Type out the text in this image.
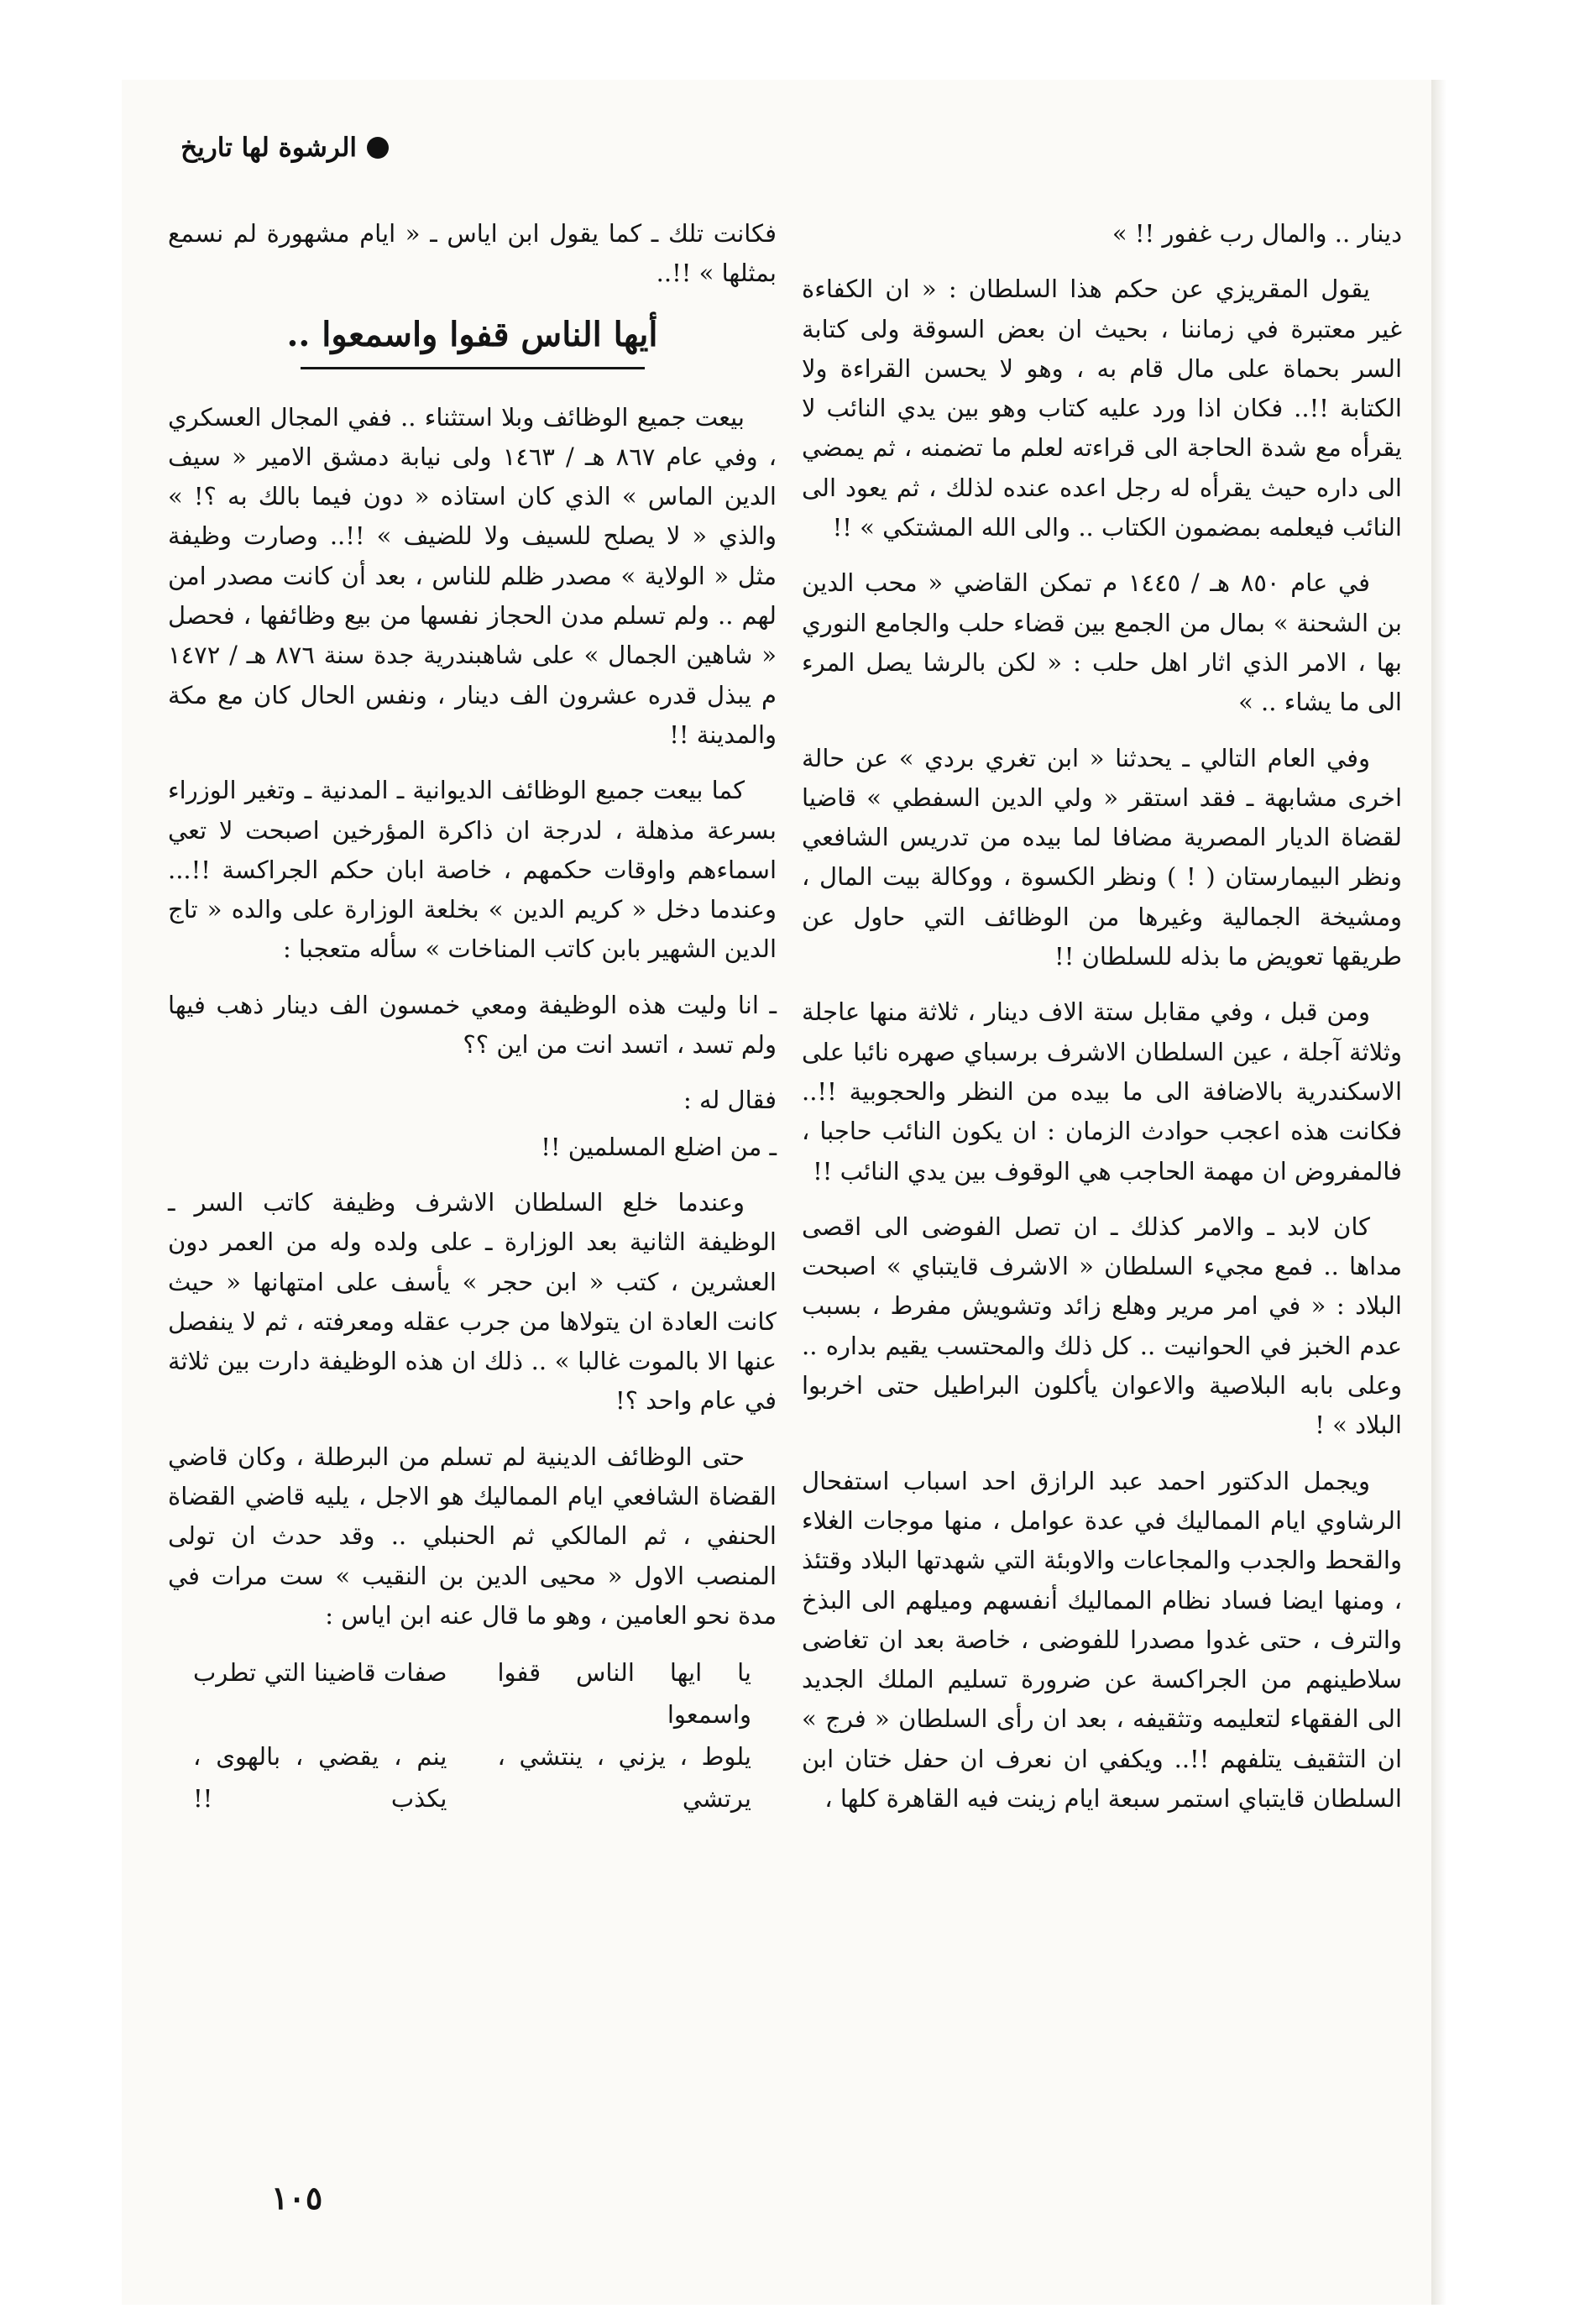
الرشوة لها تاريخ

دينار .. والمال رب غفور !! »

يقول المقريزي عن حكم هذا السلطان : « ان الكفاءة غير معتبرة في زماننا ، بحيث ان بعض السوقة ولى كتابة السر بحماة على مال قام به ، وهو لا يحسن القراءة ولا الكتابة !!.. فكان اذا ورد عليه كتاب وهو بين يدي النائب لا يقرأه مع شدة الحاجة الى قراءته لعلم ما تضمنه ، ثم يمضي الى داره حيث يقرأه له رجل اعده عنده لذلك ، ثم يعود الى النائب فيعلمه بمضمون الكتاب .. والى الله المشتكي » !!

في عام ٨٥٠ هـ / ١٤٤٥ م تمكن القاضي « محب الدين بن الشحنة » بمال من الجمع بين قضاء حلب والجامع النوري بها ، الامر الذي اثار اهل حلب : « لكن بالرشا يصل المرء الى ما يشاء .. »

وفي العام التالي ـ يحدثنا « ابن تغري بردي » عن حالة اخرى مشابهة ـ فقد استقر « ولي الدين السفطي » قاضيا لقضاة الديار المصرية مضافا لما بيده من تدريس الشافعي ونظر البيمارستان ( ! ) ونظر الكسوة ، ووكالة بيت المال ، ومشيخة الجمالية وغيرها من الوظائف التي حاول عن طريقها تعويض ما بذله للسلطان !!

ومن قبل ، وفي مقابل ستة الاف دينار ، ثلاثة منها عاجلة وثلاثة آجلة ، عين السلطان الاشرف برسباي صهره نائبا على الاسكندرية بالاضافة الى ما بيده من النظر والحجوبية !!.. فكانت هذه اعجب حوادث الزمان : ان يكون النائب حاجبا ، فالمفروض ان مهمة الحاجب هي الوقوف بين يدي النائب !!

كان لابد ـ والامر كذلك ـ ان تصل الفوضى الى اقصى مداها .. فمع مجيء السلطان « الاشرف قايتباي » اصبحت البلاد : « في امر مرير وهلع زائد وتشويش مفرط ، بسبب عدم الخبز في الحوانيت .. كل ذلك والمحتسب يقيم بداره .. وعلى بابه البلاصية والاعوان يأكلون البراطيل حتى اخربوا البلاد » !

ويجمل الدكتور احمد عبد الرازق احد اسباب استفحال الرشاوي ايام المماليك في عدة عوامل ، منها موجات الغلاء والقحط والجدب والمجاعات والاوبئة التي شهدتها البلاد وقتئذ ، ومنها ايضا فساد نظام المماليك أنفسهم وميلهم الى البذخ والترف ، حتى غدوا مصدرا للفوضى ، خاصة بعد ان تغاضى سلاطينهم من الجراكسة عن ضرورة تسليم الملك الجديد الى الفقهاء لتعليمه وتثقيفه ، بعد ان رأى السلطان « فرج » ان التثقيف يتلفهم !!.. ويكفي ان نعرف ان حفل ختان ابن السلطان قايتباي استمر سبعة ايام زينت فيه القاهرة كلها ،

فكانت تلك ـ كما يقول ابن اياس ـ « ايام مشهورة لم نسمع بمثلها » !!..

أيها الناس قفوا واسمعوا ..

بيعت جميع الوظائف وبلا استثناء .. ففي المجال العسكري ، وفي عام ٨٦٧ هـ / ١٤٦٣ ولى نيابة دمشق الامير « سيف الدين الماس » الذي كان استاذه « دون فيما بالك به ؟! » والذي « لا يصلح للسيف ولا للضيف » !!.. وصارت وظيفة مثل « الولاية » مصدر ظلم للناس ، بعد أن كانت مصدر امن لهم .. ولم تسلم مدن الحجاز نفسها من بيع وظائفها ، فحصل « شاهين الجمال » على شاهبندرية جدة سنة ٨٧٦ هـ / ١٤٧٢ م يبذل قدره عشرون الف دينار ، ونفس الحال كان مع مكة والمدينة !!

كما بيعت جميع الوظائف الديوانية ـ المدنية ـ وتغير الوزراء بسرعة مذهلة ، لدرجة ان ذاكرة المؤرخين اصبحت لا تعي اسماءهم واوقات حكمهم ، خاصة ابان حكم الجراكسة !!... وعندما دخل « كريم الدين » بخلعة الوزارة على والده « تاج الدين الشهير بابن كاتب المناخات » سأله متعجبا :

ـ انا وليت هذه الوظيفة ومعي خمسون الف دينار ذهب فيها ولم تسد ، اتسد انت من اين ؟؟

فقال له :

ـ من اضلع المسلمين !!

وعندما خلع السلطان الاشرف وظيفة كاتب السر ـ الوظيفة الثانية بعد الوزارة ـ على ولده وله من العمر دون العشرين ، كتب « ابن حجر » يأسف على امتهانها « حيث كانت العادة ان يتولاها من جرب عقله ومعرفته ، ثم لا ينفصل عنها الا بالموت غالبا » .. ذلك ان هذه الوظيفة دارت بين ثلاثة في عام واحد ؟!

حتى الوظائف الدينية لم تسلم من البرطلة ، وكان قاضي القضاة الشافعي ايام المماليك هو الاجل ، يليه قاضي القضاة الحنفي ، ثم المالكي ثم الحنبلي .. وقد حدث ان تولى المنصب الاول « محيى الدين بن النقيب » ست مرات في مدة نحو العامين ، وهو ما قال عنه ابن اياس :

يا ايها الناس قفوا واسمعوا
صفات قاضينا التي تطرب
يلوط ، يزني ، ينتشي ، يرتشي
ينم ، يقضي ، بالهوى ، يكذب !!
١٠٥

=-=-=

WORK INSTRUCTIONS> Read the entries above, then pull out the lines that include "اياس".

ANSWER TO THE EXERCISE>
فكانت تلك ـ كما يقول ابن اياس ـ « ايام مشهورة لم نسمع بمثلها » !!..
حتى الوظائف الدينية لم تسلم من البرطلة ، وكان قاضي القضاة الشافعي ايام المماليك هو الاجل ، يليه قاضي القضاة الحنفي ، ثم المالكي ثم الحنبلي .. وقد حدث ان تولى المنصب الاول « محيى الدين بن النقيب » ست مرات في مدة نحو العامين ، وهو ما قال عنه ابن اياس :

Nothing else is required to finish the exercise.